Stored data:
^^^^

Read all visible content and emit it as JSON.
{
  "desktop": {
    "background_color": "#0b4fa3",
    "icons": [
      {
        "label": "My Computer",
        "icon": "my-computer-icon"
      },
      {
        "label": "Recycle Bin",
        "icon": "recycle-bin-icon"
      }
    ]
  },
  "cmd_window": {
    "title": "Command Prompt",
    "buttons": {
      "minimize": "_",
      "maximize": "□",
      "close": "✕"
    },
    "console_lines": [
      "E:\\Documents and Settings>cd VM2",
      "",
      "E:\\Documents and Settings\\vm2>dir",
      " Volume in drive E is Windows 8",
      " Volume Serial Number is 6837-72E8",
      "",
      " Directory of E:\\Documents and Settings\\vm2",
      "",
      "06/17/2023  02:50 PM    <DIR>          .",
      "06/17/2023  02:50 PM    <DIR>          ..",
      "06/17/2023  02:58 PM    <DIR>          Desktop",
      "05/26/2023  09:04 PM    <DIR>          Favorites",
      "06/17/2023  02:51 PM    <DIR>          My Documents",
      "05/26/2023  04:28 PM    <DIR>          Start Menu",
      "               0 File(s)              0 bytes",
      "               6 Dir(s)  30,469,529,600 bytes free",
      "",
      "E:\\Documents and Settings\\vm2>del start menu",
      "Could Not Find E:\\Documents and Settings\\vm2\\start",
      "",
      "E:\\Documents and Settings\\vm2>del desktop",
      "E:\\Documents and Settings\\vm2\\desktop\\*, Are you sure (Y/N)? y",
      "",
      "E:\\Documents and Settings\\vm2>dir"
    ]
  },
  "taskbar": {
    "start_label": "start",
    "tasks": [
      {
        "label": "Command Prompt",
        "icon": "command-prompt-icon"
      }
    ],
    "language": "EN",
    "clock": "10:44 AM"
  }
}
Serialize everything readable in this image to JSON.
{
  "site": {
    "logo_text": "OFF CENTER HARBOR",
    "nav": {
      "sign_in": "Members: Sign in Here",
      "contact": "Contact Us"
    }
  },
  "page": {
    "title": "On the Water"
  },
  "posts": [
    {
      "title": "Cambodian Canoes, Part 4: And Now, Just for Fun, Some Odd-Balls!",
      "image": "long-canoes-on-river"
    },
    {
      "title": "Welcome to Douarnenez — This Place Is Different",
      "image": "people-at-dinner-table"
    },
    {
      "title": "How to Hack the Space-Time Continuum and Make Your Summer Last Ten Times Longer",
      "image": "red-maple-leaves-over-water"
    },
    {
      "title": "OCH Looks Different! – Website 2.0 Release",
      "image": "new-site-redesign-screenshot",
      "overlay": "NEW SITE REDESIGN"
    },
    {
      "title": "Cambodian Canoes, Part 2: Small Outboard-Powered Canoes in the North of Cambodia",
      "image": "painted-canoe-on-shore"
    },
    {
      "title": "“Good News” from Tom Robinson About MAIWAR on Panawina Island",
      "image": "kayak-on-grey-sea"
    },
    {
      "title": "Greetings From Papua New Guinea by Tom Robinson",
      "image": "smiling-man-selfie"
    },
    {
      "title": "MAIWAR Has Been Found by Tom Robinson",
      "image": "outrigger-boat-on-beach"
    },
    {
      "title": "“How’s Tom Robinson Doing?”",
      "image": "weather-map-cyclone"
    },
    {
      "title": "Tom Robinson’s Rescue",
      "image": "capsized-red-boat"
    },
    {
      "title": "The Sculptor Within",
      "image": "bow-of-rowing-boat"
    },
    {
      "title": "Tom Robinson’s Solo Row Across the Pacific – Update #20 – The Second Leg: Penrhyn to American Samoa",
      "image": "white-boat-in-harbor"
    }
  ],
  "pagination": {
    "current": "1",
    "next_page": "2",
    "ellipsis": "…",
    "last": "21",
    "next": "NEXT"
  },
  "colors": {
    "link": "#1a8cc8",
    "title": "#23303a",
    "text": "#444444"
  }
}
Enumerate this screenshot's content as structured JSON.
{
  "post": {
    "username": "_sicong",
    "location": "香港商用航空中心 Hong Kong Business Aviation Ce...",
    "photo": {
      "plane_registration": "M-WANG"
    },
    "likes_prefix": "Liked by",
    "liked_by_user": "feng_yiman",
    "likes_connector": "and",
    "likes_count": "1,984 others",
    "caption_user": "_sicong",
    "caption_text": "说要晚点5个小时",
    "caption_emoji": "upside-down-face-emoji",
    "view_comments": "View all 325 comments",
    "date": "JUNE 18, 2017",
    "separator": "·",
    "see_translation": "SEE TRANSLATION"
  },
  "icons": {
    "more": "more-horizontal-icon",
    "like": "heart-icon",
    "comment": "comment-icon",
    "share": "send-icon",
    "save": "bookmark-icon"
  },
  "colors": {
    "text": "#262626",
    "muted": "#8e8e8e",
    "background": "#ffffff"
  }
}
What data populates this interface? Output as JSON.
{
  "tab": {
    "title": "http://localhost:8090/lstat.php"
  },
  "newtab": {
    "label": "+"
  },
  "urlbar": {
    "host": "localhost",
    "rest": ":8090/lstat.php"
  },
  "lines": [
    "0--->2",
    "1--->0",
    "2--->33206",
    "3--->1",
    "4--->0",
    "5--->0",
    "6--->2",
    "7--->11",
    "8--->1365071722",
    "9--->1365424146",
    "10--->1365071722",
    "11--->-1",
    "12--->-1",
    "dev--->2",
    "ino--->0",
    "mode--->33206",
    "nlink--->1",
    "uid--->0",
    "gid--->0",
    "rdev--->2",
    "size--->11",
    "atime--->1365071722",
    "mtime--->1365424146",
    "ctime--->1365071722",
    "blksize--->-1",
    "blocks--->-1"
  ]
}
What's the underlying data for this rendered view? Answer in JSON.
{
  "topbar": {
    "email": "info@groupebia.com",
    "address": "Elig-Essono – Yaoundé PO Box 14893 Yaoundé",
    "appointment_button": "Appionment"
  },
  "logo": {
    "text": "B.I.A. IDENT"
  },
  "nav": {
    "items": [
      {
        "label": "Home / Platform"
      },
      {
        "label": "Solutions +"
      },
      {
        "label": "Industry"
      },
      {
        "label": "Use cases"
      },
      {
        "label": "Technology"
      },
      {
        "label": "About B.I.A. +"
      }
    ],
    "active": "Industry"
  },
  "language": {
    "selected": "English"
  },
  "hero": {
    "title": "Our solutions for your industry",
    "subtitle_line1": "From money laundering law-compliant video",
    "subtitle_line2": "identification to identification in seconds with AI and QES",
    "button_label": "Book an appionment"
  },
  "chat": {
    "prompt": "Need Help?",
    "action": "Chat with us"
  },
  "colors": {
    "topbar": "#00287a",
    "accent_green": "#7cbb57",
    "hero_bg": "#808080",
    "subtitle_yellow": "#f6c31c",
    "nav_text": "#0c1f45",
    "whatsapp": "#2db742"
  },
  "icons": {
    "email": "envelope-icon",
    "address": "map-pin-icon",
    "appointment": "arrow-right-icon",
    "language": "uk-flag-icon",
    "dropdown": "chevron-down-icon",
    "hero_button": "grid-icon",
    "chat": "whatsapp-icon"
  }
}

^^^^

WORK TO BE COMPLETED: Extract all of the data exactly as written.

EXERCISE RESULT:
Read all visible content and emit it as JSON.
{
  "desktop": {
    "background_color": "#0b4fa3",
    "icons": [
      {
        "label": "My Computer",
        "icon": "my-computer-icon"
      },
      {
        "label": "Recycle Bin",
        "icon": "recycle-bin-icon"
      }
    ]
  },
  "cmd_window": {
    "title": "Command Prompt",
    "buttons": {
      "minimize": "_",
      "maximize": "□",
      "close": "✕"
    },
    "console_lines": [
      "E:\\Documents and Settings>cd VM2",
      "",
      "E:\\Documents and Settings\\vm2>dir",
      " Volume in drive E is Windows 8",
      " Volume Serial Number is 6837-72E8",
      "",
      " Directory of E:\\Documents and Settings\\vm2",
      "",
      "06/17/2023  02:50 PM    <DIR>          .",
      "06/17/2023  02:50 PM    <DIR>          ..",
      "06/17/2023  02:58 PM    <DIR>          Desktop",
      "05/26/2023  09:04 PM    <DIR>          Favorites",
      "06/17/2023  02:51 PM    <DIR>          My Documents",
      "05/26/2023  04:28 PM    <DIR>          Start Menu",
      "               0 File(s)              0 bytes",
      "               6 Dir(s)  30,469,529,600 bytes free",
      "",
      "E:\\Documents and Settings\\vm2>del start menu",
      "Could Not Find E:\\Documents and Settings\\vm2\\start",
      "",
      "E:\\Documents and Settings\\vm2>del desktop",
      "E:\\Documents and Settings\\vm2\\desktop\\*, Are you sure (Y/N)? y",
      "",
      "E:\\Documents and Settings\\vm2>dir"
    ]
  },
  "taskbar": {
    "start_label": "start",
    "tasks": [
      {
        "label": "Command Prompt",
        "icon": "command-prompt-icon"
      }
    ],
    "language": "EN",
    "clock": "10:44 AM"
  }
}
Serialize everything readable in this image to JSON.
{
  "site": {
    "logo_text": "OFF CENTER HARBOR",
    "nav": {
      "sign_in": "Members: Sign in Here",
      "contact": "Contact Us"
    }
  },
  "page": {
    "title": "On the Water"
  },
  "posts": [
    {
      "title": "Cambodian Canoes, Part 4: And Now, Just for Fun, Some Odd-Balls!",
      "image": "long-canoes-on-river"
    },
    {
      "title": "Welcome to Douarnenez — This Place Is Different",
      "image": "people-at-dinner-table"
    },
    {
      "title": "How to Hack the Space-Time Continuum and Make Your Summer Last Ten Times Longer",
      "image": "red-maple-leaves-over-water"
    },
    {
      "title": "OCH Looks Different! – Website 2.0 Release",
      "image": "new-site-redesign-screenshot",
      "overlay": "NEW SITE REDESIGN"
    },
    {
      "title": "Cambodian Canoes, Part 2: Small Outboard-Powered Canoes in the North of Cambodia",
      "image": "painted-canoe-on-shore"
    },
    {
      "title": "“Good News” from Tom Robinson About MAIWAR on Panawina Island",
      "image": "kayak-on-grey-sea"
    },
    {
      "title": "Greetings From Papua New Guinea by Tom Robinson",
      "image": "smiling-man-selfie"
    },
    {
      "title": "MAIWAR Has Been Found by Tom Robinson",
      "image": "outrigger-boat-on-beach"
    },
    {
      "title": "“How’s Tom Robinson Doing?”",
      "image": "weather-map-cyclone"
    },
    {
      "title": "Tom Robinson’s Rescue",
      "image": "capsized-red-boat"
    },
    {
      "title": "The Sculptor Within",
      "image": "bow-of-rowing-boat"
    },
    {
      "title": "Tom Robinson’s Solo Row Across the Pacific – Update #20 – The Second Leg: Penrhyn to American Samoa",
      "image": "white-boat-in-harbor"
    }
  ],
  "pagination": {
    "current": "1",
    "next_page": "2",
    "ellipsis": "…",
    "last": "21",
    "next": "NEXT"
  },
  "colors": {
    "link": "#1a8cc8",
    "title": "#23303a",
    "text": "#444444"
  }
}
Enumerate this screenshot's content as structured JSON.
{
  "post": {
    "username": "_sicong",
    "location": "香港商用航空中心 Hong Kong Business Aviation Ce...",
    "photo": {
      "plane_registration": "M-WANG"
    },
    "likes_prefix": "Liked by",
    "liked_by_user": "feng_yiman",
    "likes_connector": "and",
    "likes_count": "1,984 others",
    "caption_user": "_sicong",
    "caption_text": "说要晚点5个小时",
    "caption_emoji": "upside-down-face-emoji",
    "view_comments": "View all 325 comments",
    "date": "JUNE 18, 2017",
    "separator": "·",
    "see_translation": "SEE TRANSLATION"
  },
  "icons": {
    "more": "more-horizontal-icon",
    "like": "heart-icon",
    "comment": "comment-icon",
    "share": "send-icon",
    "save": "bookmark-icon"
  },
  "colors": {
    "text": "#262626",
    "muted": "#8e8e8e",
    "background": "#ffffff"
  }
}
What data populates this interface? Output as JSON.
{
  "tab": {
    "title": "http://localhost:8090/lstat.php"
  },
  "newtab": {
    "label": "+"
  },
  "urlbar": {
    "host": "localhost",
    "rest": ":8090/lstat.php"
  },
  "lines": [
    "0--->2",
    "1--->0",
    "2--->33206",
    "3--->1",
    "4--->0",
    "5--->0",
    "6--->2",
    "7--->11",
    "8--->1365071722",
    "9--->1365424146",
    "10--->1365071722",
    "11--->-1",
    "12--->-1",
    "dev--->2",
    "ino--->0",
    "mode--->33206",
    "nlink--->1",
    "uid--->0",
    "gid--->0",
    "rdev--->2",
    "size--->11",
    "atime--->1365071722",
    "mtime--->1365424146",
    "ctime--->1365071722",
    "blksize--->-1",
    "blocks--->-1"
  ]
}
What's the underlying data for this rendered view? Answer in JSON.
{
  "topbar": {
    "email": "info@groupebia.com",
    "address": "Elig-Essono – Yaoundé PO Box 14893 Yaoundé",
    "appointment_button": "Appionment"
  },
  "logo": {
    "text": "B.I.A. IDENT"
  },
  "nav": {
    "items": [
      {
        "label": "Home / Platform"
      },
      {
        "label": "Solutions +"
      },
      {
        "label": "Industry"
      },
      {
        "label": "Use cases"
      },
      {
        "label": "Technology"
      },
      {
        "label": "About B.I.A. +"
      }
    ],
    "active": "Industry"
  },
  "language": {
    "selected": "English"
  },
  "hero": {
    "title": "Our solutions for your industry",
    "subtitle_line1": "From money laundering law-compliant video",
    "subtitle_line2": "identification to identification in seconds with AI and QES",
    "button_label": "Book an appionment"
  },
  "chat": {
    "prompt": "Need Help?",
    "action": "Chat with us"
  },
  "colors": {
    "topbar": "#00287a",
    "accent_green": "#7cbb57",
    "hero_bg": "#808080",
    "subtitle_yellow": "#f6c31c",
    "nav_text": "#0c1f45",
    "whatsapp": "#2db742"
  },
  "icons": {
    "email": "envelope-icon",
    "address": "map-pin-icon",
    "appointment": "arrow-right-icon",
    "language": "uk-flag-icon",
    "dropdown": "chevron-down-icon",
    "hero_button": "grid-icon",
    "chat": "whatsapp-icon"
  }
}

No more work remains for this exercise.